TO DO: Would you quote every entry exactly, dropping only the pictures?

EXTRACTED DATA:
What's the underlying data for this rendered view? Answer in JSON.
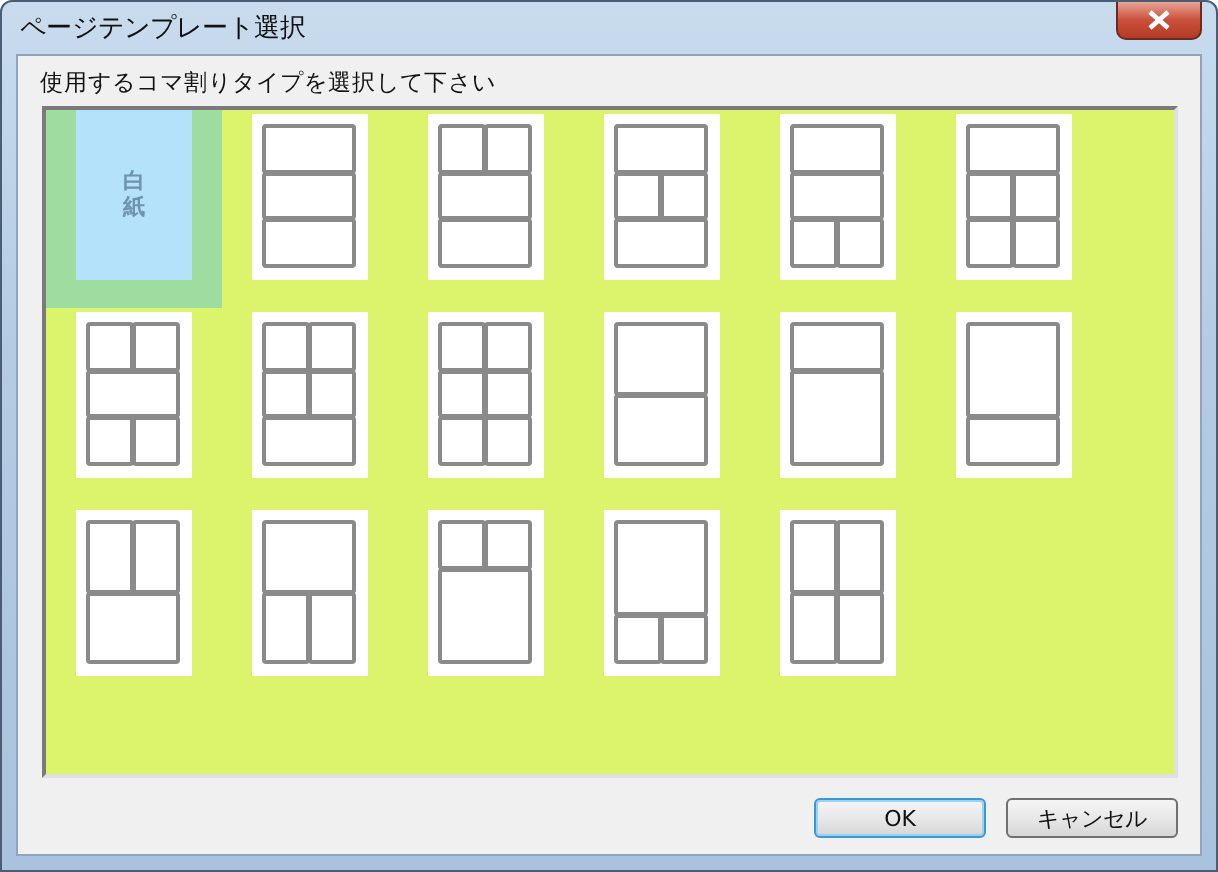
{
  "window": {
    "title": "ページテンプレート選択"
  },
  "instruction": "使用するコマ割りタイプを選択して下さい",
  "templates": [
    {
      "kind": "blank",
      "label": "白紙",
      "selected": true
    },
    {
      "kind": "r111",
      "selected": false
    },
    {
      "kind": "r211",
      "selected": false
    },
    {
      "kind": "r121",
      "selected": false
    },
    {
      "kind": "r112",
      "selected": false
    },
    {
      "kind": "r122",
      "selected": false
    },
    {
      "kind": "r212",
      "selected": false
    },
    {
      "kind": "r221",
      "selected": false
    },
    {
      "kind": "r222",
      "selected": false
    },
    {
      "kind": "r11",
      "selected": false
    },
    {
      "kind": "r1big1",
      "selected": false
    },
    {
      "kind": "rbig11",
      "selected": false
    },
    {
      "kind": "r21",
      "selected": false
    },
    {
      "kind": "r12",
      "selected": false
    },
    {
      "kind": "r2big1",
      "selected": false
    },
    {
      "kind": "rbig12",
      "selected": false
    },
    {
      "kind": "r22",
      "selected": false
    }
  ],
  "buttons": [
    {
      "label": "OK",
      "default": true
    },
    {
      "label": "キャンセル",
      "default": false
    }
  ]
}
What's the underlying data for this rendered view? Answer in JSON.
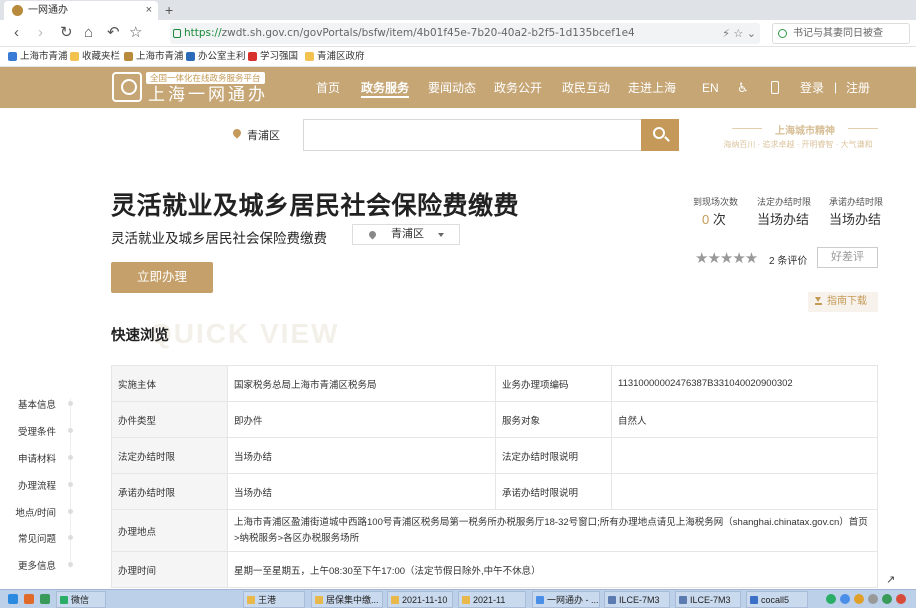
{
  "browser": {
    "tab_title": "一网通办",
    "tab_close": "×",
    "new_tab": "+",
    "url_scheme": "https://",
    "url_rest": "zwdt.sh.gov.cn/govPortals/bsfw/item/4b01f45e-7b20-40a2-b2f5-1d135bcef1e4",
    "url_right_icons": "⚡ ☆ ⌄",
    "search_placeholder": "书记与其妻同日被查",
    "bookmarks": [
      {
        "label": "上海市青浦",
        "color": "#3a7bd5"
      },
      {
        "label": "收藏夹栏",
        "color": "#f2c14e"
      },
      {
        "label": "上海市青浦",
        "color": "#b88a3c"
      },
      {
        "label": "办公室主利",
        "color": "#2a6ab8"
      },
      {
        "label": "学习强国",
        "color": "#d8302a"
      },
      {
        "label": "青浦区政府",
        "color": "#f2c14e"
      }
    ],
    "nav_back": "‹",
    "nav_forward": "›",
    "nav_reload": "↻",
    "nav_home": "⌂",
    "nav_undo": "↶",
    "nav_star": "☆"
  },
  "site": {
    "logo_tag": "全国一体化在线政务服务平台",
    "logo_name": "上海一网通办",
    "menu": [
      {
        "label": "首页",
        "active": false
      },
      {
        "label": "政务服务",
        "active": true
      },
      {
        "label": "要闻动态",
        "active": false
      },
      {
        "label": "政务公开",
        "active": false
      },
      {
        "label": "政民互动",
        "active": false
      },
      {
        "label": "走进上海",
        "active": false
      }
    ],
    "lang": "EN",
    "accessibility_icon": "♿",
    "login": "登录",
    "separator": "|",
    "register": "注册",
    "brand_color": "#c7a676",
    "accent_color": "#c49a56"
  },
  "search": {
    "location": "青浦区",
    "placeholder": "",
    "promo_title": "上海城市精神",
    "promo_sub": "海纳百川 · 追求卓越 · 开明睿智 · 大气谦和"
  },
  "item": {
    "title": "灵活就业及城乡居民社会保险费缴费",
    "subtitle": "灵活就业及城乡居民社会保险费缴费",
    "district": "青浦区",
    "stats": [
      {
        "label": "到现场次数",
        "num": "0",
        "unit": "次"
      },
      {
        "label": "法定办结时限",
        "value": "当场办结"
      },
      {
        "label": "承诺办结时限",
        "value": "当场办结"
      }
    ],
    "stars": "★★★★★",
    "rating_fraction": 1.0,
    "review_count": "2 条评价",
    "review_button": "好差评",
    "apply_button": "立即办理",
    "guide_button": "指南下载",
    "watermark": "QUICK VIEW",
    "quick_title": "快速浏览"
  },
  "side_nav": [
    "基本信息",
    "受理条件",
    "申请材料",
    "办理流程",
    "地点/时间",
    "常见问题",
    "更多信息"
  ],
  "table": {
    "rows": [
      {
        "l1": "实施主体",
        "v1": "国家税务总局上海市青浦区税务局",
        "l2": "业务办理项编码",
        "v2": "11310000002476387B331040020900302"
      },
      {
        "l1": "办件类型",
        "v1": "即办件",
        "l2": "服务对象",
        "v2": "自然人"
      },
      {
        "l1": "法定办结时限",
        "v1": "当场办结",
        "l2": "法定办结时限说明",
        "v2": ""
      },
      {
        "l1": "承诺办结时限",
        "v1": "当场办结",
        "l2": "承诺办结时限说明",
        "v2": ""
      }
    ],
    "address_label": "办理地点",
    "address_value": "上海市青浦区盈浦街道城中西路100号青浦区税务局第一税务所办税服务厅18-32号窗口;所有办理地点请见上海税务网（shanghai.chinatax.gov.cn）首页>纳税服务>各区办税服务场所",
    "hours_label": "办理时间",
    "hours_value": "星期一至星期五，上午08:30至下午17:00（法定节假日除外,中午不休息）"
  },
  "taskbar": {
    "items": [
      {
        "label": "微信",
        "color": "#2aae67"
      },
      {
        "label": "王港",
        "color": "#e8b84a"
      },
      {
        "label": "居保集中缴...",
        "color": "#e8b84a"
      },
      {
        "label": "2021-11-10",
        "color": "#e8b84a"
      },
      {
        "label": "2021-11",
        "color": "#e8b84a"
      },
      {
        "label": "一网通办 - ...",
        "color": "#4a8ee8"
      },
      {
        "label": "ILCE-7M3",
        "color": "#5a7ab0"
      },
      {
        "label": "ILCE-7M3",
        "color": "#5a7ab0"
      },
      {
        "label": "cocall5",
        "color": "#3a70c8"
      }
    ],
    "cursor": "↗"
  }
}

WRITTEN SOLUTION:
What's the underlying data for this rendered view? Answer in JSON.
{
  "window": {
    "title": "ページテンプレート選択"
  },
  "instruction": "使用するコマ割りタイプを選択して下さい",
  "templates": [
    {
      "kind": "blank",
      "label": "白紙",
      "selected": true
    },
    {
      "kind": "r111",
      "selected": false
    },
    {
      "kind": "r211",
      "selected": false
    },
    {
      "kind": "r121",
      "selected": false
    },
    {
      "kind": "r112",
      "selected": false
    },
    {
      "kind": "r122",
      "selected": false
    },
    {
      "kind": "r212",
      "selected": false
    },
    {
      "kind": "r221",
      "selected": false
    },
    {
      "kind": "r222",
      "selected": false
    },
    {
      "kind": "r11",
      "selected": false
    },
    {
      "kind": "r1big1",
      "selected": false
    },
    {
      "kind": "rbig11",
      "selected": false
    },
    {
      "kind": "r21",
      "selected": false
    },
    {
      "kind": "r12",
      "selected": false
    },
    {
      "kind": "r2big1",
      "selected": false
    },
    {
      "kind": "rbig12",
      "selected": false
    },
    {
      "kind": "r22",
      "selected": false
    }
  ],
  "buttons": [
    {
      "label": "OK",
      "default": true
    },
    {
      "label": "キャンセル",
      "default": false
    }
  ]
}
What's the underlying data for this rendered view? Answer in JSON.
{
  "browser": {
    "tab_title": "一网通办",
    "tab_close": "×",
    "new_tab": "+",
    "url_scheme": "https://",
    "url_rest": "zwdt.sh.gov.cn/govPortals/bsfw/item/4b01f45e-7b20-40a2-b2f5-1d135bcef1e4",
    "url_right_icons": "⚡ ☆ ⌄",
    "search_placeholder": "书记与其妻同日被查",
    "bookmarks": [
      {
        "label": "上海市青浦",
        "color": "#3a7bd5"
      },
      {
        "label": "收藏夹栏",
        "color": "#f2c14e"
      },
      {
        "label": "上海市青浦",
        "color": "#b88a3c"
      },
      {
        "label": "办公室主利",
        "color": "#2a6ab8"
      },
      {
        "label": "学习强国",
        "color": "#d8302a"
      },
      {
        "label": "青浦区政府",
        "color": "#f2c14e"
      }
    ],
    "nav_back": "‹",
    "nav_forward": "›",
    "nav_reload": "↻",
    "nav_home": "⌂",
    "nav_undo": "↶",
    "nav_star": "☆"
  },
  "site": {
    "logo_tag": "全国一体化在线政务服务平台",
    "logo_name": "上海一网通办",
    "menu": [
      {
        "label": "首页",
        "active": false
      },
      {
        "label": "政务服务",
        "active": true
      },
      {
        "label": "要闻动态",
        "active": false
      },
      {
        "label": "政务公开",
        "active": false
      },
      {
        "label": "政民互动",
        "active": false
      },
      {
        "label": "走进上海",
        "active": false
      }
    ],
    "lang": "EN",
    "accessibility_icon": "♿",
    "login": "登录",
    "separator": "|",
    "register": "注册",
    "brand_color": "#c7a676",
    "accent_color": "#c49a56"
  },
  "search": {
    "location": "青浦区",
    "placeholder": "",
    "promo_title": "上海城市精神",
    "promo_sub": "海纳百川 · 追求卓越 · 开明睿智 · 大气谦和"
  },
  "item": {
    "title": "灵活就业及城乡居民社会保险费缴费",
    "subtitle": "灵活就业及城乡居民社会保险费缴费",
    "district": "青浦区",
    "stats": [
      {
        "label": "到现场次数",
        "num": "0",
        "unit": "次"
      },
      {
        "label": "法定办结时限",
        "value": "当场办结"
      },
      {
        "label": "承诺办结时限",
        "value": "当场办结"
      }
    ],
    "stars": "★★★★★",
    "rating_fraction": 1.0,
    "review_count": "2 条评价",
    "review_button": "好差评",
    "apply_button": "立即办理",
    "guide_button": "指南下载",
    "watermark": "QUICK VIEW",
    "quick_title": "快速浏览"
  },
  "side_nav": [
    "基本信息",
    "受理条件",
    "申请材料",
    "办理流程",
    "地点/时间",
    "常见问题",
    "更多信息"
  ],
  "table": {
    "rows": [
      {
        "l1": "实施主体",
        "v1": "国家税务总局上海市青浦区税务局",
        "l2": "业务办理项编码",
        "v2": "11310000002476387B331040020900302"
      },
      {
        "l1": "办件类型",
        "v1": "即办件",
        "l2": "服务对象",
        "v2": "自然人"
      },
      {
        "l1": "法定办结时限",
        "v1": "当场办结",
        "l2": "法定办结时限说明",
        "v2": ""
      },
      {
        "l1": "承诺办结时限",
        "v1": "当场办结",
        "l2": "承诺办结时限说明",
        "v2": ""
      }
    ],
    "address_label": "办理地点",
    "address_value": "上海市青浦区盈浦街道城中西路100号青浦区税务局第一税务所办税服务厅18-32号窗口;所有办理地点请见上海税务网（shanghai.chinatax.gov.cn）首页>纳税服务>各区办税服务场所",
    "hours_label": "办理时间",
    "hours_value": "星期一至星期五，上午08:30至下午17:00（法定节假日除外,中午不休息）"
  },
  "taskbar": {
    "items": [
      {
        "label": "微信",
        "color": "#2aae67"
      },
      {
        "label": "王港",
        "color": "#e8b84a"
      },
      {
        "label": "居保集中缴...",
        "color": "#e8b84a"
      },
      {
        "label": "2021-11-10",
        "color": "#e8b84a"
      },
      {
        "label": "2021-11",
        "color": "#e8b84a"
      },
      {
        "label": "一网通办 - ...",
        "color": "#4a8ee8"
      },
      {
        "label": "ILCE-7M3",
        "color": "#5a7ab0"
      },
      {
        "label": "ILCE-7M3",
        "color": "#5a7ab0"
      },
      {
        "label": "cocall5",
        "color": "#3a70c8"
      }
    ],
    "cursor": "↗"
  }
}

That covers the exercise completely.